START DOCUMENT EXCERPT

With the public market looking less frothy by the day for all biotechs, and a host of challenges like valuation agreement, SPACs have become “less attractive than other potential alternatives,” Stampacchia said. It’s “understandable” that biotechs will make comments like that, he said, noting Omega Alpha also wants the right valuation to appease its shareholders.

“We want to do the right thing for our investors, and we want to build something that stands the test of time. And we’re not afraid of not transacting if it doesn’t make sense,” Stampacchia said. His VC shop raised its largest and seventh fund at $650 million in December.

SPACs must pick a target within a certain timeline. Omega Alpha has about one more year to pick a company.

Omega isn’t looking to forge three, four, five SPACs like some serial backers, so the sponsor wants to be successful on its first and only go at the blank check route, Stampacchia said. Social Capital is an example of those serial SPAC backers. The fund has launched four SPACs, two of which inked deals last month: prescription video game maker Akili and kidney cell therapy biotech ProKidney.

The market should expect more serial backers but fewer new entrants, said Jordan Saxe, head of healthcare listings at Nasdaq, in an interview. Saxe said there are about 65 healthcare SPACs currently looking for deals.

END DOCUMENT EXCERPT
START EXTRACTED INFORMATION

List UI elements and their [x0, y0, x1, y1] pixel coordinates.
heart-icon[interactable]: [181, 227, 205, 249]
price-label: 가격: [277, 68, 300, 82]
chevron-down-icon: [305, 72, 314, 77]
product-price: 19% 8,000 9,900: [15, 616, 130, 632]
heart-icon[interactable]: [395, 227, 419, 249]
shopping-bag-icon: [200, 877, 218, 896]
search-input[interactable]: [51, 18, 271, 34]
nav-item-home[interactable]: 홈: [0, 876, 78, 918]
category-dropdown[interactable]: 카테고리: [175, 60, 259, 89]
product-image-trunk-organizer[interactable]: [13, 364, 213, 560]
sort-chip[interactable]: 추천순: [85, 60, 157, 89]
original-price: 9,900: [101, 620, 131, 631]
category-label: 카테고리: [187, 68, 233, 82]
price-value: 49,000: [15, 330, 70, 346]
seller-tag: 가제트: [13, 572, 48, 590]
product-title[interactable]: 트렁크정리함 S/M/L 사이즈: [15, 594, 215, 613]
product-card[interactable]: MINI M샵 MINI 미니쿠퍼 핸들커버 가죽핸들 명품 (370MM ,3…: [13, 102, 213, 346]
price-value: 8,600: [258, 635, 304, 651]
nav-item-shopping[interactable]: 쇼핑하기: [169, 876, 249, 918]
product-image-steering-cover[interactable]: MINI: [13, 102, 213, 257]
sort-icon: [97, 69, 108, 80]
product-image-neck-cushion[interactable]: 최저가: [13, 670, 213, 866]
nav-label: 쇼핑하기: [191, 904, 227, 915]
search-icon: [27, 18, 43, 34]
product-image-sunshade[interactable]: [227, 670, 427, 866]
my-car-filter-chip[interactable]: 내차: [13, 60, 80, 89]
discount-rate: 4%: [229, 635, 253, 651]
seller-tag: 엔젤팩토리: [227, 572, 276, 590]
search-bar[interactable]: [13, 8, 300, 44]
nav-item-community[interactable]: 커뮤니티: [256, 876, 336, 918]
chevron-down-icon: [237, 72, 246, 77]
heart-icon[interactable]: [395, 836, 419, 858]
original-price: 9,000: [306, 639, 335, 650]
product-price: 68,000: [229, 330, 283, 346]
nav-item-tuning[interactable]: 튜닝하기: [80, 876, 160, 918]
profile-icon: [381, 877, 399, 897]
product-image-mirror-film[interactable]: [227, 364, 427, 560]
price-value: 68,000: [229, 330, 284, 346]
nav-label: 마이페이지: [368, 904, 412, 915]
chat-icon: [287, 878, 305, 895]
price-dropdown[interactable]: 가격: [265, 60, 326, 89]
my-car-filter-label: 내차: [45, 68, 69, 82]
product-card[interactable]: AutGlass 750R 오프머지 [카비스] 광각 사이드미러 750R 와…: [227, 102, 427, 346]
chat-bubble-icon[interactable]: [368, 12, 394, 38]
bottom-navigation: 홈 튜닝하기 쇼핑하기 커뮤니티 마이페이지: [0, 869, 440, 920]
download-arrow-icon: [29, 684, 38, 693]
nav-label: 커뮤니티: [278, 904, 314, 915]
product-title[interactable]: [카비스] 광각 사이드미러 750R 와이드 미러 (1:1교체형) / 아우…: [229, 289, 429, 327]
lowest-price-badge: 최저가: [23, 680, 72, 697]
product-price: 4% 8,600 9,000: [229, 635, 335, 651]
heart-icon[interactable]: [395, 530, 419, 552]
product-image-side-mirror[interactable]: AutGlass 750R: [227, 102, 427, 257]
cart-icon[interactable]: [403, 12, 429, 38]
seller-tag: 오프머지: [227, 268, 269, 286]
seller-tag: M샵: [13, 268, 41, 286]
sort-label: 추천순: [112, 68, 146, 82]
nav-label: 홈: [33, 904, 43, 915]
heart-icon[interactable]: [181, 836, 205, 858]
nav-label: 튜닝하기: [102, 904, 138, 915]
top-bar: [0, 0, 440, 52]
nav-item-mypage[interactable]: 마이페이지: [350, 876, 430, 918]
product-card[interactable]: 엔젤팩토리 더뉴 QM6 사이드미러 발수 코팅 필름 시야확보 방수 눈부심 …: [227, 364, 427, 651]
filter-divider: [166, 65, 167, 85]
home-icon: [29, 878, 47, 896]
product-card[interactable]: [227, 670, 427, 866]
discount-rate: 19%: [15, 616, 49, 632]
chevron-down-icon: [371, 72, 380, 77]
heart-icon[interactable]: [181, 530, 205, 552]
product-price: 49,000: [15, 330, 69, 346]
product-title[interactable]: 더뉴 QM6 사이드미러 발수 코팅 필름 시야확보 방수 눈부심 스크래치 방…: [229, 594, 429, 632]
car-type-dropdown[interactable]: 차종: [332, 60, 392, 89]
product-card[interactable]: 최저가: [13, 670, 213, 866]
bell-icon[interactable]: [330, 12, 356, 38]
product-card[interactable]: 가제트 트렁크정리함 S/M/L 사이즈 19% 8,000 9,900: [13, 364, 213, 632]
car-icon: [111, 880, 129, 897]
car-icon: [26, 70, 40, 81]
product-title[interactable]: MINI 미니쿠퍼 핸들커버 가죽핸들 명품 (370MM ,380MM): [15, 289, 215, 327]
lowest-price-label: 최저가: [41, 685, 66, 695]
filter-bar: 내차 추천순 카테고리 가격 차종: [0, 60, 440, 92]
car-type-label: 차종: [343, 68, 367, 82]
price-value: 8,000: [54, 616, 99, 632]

END EXTRACTED INFORMATION

WORK TASK 1 = Duplicate the passage on biotech SPACs, everything from "With the public" down to "appease its shareholders.".
WORK TASK 2 = In the passage on biotech SPACs, how much did Stampacchia's VC shop raise for its seventh fund?
WORK TASK 3 = Take the passage on biotech SPACs further, picking up after its final sentence.

TASK ANSWER 1 =
With the public market looking less frothy by the day for all biotechs, and a host of challenges like valuation agreement, SPACs have become “less attractive than other potential alternatives,” Stampacchia said. It’s “understandable” that biotechs will make comments like that, he said, noting Omega Alpha also wants the right valuation to appease its shareholders.

TASK ANSWER 2 = $650 million, raised in December.

TASK ANSWER 3 =
“I don’t think you’re going to see all these new people launching SPACs in healthcare that haven’t done it before. I’ve talked to a few people who have done it, and they’re like, ‘This is harder than I thought it would be,’” Saxe said.

For new SPAC mergers to happen, though, biotechs should wait for private investor enthusiasm, through the PIPE market, to return. PIPEs are crucial for companies that need more capital than just the amount raised in the SPAC’s IPO. The private investment in public equity is essentially a funding round that is done in conjunction with the blank check merger to provide the acquired company with more cash.

“You’d have to see the PIPE market opening, and from my understanding, it has closed very hard,” the source who spoke to the Valo deal said.

RBC Capital Markets flagged PIPEs as a clear differentiator between the traditional crossover round to IPO path versus going the shell company route in a podcast from March 2021, during the heyday of SPACs.

“[O]ne consideration obviously is the sponsor you’re working with in the SPAC; their ability to drive a syndicate of demand around a potential PIPE; and providing that third-party validation and valuation visibility that you’ll get as well, potentially, through the crossover to IPO path,” said Jason Levitz, RBC’s head of healthcare equity capital markets, in the note.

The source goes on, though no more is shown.